• _Set exercise_: Make an exact copy of the listing below.

• _Data for processing_:
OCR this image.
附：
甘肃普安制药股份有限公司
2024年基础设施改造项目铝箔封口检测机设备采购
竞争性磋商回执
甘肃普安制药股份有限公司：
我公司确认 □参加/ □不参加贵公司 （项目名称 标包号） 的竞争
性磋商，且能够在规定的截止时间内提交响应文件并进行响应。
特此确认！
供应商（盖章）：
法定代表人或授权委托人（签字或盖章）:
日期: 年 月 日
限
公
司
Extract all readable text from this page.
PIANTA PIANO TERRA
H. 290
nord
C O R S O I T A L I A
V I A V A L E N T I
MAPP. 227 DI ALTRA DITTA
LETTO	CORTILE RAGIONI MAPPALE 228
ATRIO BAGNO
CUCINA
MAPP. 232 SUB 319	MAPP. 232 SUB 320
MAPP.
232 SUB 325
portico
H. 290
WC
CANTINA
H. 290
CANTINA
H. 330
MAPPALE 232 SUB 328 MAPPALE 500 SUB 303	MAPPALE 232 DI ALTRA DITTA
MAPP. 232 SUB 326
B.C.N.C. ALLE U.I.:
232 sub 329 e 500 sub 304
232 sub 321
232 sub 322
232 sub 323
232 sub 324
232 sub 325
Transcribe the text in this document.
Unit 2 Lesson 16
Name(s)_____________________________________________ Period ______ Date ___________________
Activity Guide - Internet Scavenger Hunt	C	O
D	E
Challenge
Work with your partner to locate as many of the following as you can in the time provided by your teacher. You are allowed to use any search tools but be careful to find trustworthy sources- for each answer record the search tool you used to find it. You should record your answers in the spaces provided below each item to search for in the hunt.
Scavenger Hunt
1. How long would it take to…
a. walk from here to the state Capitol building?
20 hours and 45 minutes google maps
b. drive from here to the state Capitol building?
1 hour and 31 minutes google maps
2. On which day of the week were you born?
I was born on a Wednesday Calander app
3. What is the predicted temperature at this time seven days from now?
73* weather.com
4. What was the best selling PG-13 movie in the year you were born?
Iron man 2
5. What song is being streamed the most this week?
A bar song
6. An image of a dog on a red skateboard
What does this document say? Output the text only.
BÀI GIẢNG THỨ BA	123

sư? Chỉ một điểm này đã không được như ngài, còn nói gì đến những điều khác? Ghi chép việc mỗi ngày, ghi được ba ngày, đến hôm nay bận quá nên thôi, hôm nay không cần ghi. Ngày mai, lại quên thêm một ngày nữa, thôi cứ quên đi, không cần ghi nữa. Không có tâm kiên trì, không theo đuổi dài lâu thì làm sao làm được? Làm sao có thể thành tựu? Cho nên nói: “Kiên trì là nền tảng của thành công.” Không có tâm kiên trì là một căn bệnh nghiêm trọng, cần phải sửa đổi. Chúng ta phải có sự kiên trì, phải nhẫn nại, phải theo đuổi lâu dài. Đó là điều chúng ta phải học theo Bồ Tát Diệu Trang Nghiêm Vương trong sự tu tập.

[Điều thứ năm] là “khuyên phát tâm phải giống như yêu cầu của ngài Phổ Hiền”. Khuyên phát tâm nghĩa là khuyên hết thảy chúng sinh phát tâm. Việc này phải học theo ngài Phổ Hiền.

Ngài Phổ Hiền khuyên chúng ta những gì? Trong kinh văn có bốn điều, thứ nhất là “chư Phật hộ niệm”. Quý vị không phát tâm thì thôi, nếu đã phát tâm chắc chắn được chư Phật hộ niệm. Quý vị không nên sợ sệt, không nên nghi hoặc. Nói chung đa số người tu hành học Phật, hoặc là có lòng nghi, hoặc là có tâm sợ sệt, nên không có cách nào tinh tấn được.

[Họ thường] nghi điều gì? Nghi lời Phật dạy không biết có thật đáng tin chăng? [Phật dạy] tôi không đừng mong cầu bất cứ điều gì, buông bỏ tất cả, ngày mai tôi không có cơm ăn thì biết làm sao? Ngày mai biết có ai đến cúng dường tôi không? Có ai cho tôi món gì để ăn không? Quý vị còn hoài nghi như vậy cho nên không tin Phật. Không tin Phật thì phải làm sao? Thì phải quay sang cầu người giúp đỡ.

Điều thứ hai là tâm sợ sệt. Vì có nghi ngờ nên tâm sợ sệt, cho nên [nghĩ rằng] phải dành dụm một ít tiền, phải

• _Final result_:
OCR this image.
附：
甘肃普安制药股份有限公司
2024年基础设施改造项目铝箔封口检测机设备采购
竞争性磋商回执
甘肃普安制药股份有限公司：
我公司确认 □参加/ □不参加贵公司 （项目名称 标包号） 的竞争
性磋商，且能够在规定的截止时间内提交响应文件并进行响应。
特此确认！
供应商（盖章）：
法定代表人或授权委托人（签字或盖章）:
日期: 年 月 日
限
公
司
Extract all readable text from this page.
PIANTA PIANO TERRA
H. 290
nord
C O R S O I T A L I A
V I A V A L E N T I
MAPP. 227 DI ALTRA DITTA
LETTO	CORTILE RAGIONI MAPPALE 228
ATRIO BAGNO
CUCINA
MAPP. 232 SUB 319	MAPP. 232 SUB 320
MAPP.
232 SUB 325
portico
H. 290
WC
CANTINA
H. 290
CANTINA
H. 330
MAPPALE 232 SUB 328 MAPPALE 500 SUB 303	MAPPALE 232 DI ALTRA DITTA
MAPP. 232 SUB 326
B.C.N.C. ALLE U.I.:
232 sub 329 e 500 sub 304
232 sub 321
232 sub 322
232 sub 323
232 sub 324
232 sub 325
Transcribe the text in this document.
Unit 2 Lesson 16
Name(s)_____________________________________________ Period ______ Date ___________________
Activity Guide - Internet Scavenger Hunt	C	O
D	E
Challenge
Work with your partner to locate as many of the following as you can in the time provided by your teacher. You are allowed to use any search tools but be careful to find trustworthy sources- for each answer record the search tool you used to find it. You should record your answers in the spaces provided below each item to search for in the hunt.
Scavenger Hunt
1. How long would it take to…
a. walk from here to the state Capitol building?
20 hours and 45 minutes google maps
b. drive from here to the state Capitol building?
1 hour and 31 minutes google maps
2. On which day of the week were you born?
I was born on a Wednesday Calander app
3. What is the predicted temperature at this time seven days from now?
73* weather.com
4. What was the best selling PG-13 movie in the year you were born?
Iron man 2
5. What song is being streamed the most this week?
A bar song
6. An image of a dog on a red skateboard
What does this document say? Output the text only.
BÀI GIẢNG THỨ BA	123

sư? Chỉ một điểm này đã không được như ngài, còn nói gì đến những điều khác? Ghi chép việc mỗi ngày, ghi được ba ngày, đến hôm nay bận quá nên thôi, hôm nay không cần ghi. Ngày mai, lại quên thêm một ngày nữa, thôi cứ quên đi, không cần ghi nữa. Không có tâm kiên trì, không theo đuổi dài lâu thì làm sao làm được? Làm sao có thể thành tựu? Cho nên nói: “Kiên trì là nền tảng của thành công.” Không có tâm kiên trì là một căn bệnh nghiêm trọng, cần phải sửa đổi. Chúng ta phải có sự kiên trì, phải nhẫn nại, phải theo đuổi lâu dài. Đó là điều chúng ta phải học theo Bồ Tát Diệu Trang Nghiêm Vương trong sự tu tập.

[Điều thứ năm] là “khuyên phát tâm phải giống như yêu cầu của ngài Phổ Hiền”. Khuyên phát tâm nghĩa là khuyên hết thảy chúng sinh phát tâm. Việc này phải học theo ngài Phổ Hiền.

Ngài Phổ Hiền khuyên chúng ta những gì? Trong kinh văn có bốn điều, thứ nhất là “chư Phật hộ niệm”. Quý vị không phát tâm thì thôi, nếu đã phát tâm chắc chắn được chư Phật hộ niệm. Quý vị không nên sợ sệt, không nên nghi hoặc. Nói chung đa số người tu hành học Phật, hoặc là có lòng nghi, hoặc là có tâm sợ sệt, nên không có cách nào tinh tấn được.

[Họ thường] nghi điều gì? Nghi lời Phật dạy không biết có thật đáng tin chăng? [Phật dạy] tôi không đừng mong cầu bất cứ điều gì, buông bỏ tất cả, ngày mai tôi không có cơm ăn thì biết làm sao? Ngày mai biết có ai đến cúng dường tôi không? Có ai cho tôi món gì để ăn không? Quý vị còn hoài nghi như vậy cho nên không tin Phật. Không tin Phật thì phải làm sao? Thì phải quay sang cầu người giúp đỡ.

Điều thứ hai là tâm sợ sệt. Vì có nghi ngờ nên tâm sợ sệt, cho nên [nghĩ rằng] phải dành dụm một ít tiền, phải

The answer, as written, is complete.